Task details
Return each line of the records holding the string "район".

Records from a dataset
.....

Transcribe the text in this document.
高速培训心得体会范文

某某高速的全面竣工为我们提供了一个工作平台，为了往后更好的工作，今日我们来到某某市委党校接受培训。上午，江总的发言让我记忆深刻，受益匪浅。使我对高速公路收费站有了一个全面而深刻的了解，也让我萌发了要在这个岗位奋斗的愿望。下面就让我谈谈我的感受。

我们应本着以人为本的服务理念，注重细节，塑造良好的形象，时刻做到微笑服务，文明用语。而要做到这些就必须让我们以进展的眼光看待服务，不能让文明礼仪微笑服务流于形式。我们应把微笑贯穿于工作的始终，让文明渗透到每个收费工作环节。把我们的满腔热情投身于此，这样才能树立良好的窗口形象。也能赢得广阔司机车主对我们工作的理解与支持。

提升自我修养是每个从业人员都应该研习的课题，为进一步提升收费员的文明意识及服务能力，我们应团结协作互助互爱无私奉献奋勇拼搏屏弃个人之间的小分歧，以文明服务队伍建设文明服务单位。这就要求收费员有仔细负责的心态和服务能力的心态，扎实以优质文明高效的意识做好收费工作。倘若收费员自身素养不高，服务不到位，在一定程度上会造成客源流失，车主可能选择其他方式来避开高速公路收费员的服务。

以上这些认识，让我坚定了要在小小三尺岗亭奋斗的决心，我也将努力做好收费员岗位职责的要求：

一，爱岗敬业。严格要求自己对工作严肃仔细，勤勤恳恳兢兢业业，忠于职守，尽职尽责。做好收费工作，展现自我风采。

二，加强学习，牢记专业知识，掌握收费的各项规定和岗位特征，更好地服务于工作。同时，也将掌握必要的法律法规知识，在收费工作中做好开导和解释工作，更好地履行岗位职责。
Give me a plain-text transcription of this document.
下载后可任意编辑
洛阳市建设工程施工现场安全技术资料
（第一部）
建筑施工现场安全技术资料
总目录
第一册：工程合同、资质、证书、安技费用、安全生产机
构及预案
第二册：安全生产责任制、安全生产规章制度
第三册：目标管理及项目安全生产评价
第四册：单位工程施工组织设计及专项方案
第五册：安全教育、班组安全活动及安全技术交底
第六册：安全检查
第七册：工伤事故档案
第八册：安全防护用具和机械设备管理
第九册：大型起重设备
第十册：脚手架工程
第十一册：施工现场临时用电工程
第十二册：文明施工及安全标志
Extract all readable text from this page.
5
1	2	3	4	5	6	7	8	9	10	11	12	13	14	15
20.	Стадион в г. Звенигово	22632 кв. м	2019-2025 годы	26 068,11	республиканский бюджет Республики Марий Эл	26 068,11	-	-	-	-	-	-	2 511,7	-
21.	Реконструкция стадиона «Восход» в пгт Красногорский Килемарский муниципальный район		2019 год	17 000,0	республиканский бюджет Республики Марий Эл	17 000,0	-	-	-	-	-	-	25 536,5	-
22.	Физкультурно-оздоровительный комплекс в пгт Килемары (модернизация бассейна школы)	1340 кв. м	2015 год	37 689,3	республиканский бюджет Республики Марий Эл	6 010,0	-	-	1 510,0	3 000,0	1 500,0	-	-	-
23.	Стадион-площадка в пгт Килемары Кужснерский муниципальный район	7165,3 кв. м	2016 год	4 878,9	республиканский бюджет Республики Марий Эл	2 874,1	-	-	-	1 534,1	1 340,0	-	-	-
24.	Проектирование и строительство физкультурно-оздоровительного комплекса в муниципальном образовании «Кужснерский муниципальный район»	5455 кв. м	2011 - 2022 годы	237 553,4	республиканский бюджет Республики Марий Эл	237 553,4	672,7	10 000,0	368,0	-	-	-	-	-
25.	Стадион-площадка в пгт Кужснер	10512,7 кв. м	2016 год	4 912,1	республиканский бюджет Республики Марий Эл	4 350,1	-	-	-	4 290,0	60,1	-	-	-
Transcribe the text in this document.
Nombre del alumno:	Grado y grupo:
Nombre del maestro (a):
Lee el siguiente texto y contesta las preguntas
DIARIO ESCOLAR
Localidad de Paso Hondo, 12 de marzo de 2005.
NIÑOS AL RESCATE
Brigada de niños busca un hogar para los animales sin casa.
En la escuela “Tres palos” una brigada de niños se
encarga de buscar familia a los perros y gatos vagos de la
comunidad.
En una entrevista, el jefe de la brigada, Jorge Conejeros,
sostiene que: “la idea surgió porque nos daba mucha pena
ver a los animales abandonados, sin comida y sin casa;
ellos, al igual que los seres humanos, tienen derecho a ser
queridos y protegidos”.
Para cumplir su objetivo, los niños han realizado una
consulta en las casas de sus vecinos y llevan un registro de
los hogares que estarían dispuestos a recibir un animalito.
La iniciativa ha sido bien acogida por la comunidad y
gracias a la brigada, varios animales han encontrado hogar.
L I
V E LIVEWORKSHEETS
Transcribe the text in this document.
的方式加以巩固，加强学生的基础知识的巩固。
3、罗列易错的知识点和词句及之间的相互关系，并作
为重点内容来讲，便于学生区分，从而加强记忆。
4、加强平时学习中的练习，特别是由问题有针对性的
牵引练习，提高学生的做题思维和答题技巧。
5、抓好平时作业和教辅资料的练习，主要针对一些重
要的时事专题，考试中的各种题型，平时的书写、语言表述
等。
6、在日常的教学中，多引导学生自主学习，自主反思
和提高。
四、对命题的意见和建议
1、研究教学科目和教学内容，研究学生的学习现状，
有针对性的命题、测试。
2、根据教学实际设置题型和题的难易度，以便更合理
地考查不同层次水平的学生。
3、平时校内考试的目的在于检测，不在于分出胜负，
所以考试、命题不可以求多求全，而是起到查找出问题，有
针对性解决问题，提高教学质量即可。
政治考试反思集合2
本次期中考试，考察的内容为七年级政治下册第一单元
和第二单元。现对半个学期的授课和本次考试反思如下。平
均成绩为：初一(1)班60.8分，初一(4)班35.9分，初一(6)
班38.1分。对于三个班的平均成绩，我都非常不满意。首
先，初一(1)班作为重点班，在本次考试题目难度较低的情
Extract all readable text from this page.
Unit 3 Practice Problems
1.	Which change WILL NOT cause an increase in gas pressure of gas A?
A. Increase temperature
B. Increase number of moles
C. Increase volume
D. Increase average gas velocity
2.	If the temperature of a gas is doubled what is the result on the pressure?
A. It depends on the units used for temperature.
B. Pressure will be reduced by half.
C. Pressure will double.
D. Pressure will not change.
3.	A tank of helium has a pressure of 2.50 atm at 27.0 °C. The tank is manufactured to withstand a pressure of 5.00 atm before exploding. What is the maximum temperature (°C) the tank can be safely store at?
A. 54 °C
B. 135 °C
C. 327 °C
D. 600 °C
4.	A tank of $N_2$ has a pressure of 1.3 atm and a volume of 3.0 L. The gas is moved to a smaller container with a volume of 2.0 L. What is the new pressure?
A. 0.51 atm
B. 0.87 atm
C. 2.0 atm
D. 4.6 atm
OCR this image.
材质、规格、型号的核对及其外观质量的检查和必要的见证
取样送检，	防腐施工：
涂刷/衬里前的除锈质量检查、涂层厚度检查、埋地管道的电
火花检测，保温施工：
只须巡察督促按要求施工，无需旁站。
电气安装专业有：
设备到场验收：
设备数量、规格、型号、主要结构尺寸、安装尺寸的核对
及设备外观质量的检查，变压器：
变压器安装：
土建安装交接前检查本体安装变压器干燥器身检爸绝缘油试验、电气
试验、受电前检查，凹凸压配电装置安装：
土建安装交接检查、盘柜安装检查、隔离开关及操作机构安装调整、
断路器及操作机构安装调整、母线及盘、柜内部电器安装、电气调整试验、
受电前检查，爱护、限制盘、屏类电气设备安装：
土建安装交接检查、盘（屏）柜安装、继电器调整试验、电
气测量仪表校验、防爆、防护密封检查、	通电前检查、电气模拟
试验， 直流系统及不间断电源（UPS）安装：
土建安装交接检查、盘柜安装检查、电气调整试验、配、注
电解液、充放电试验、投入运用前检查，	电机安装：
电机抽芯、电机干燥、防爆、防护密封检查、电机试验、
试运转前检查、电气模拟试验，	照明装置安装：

.....

Task response
21.	Реконструкция стадиона «Восход» в пгт Красногорский Килемарский муниципальный район		2019 год	17 000,0	республиканский бюджет Республики Марий Эл	17 000,0	-	-	-	-	-	-	25 536,5	-
23.	Стадион-площадка в пгт Килемары Кужснерский муниципальный район	7165,3 кв. м	2016 год	4 878,9	республиканский бюджет Республики Марий Эл	2 874,1	-	-	-	1 534,1	1 340,0	-	-	-
24.	Проектирование и строительство физкультурно-оздоровительного комплекса в муниципальном образовании «Кужснерский муниципальный район»	5455 кв. м	2011 - 2022 годы	237 553,4	республиканский бюджет Республики Марий Эл	237 553,4	672,7	10 000,0	368,0	-	-	-	-	-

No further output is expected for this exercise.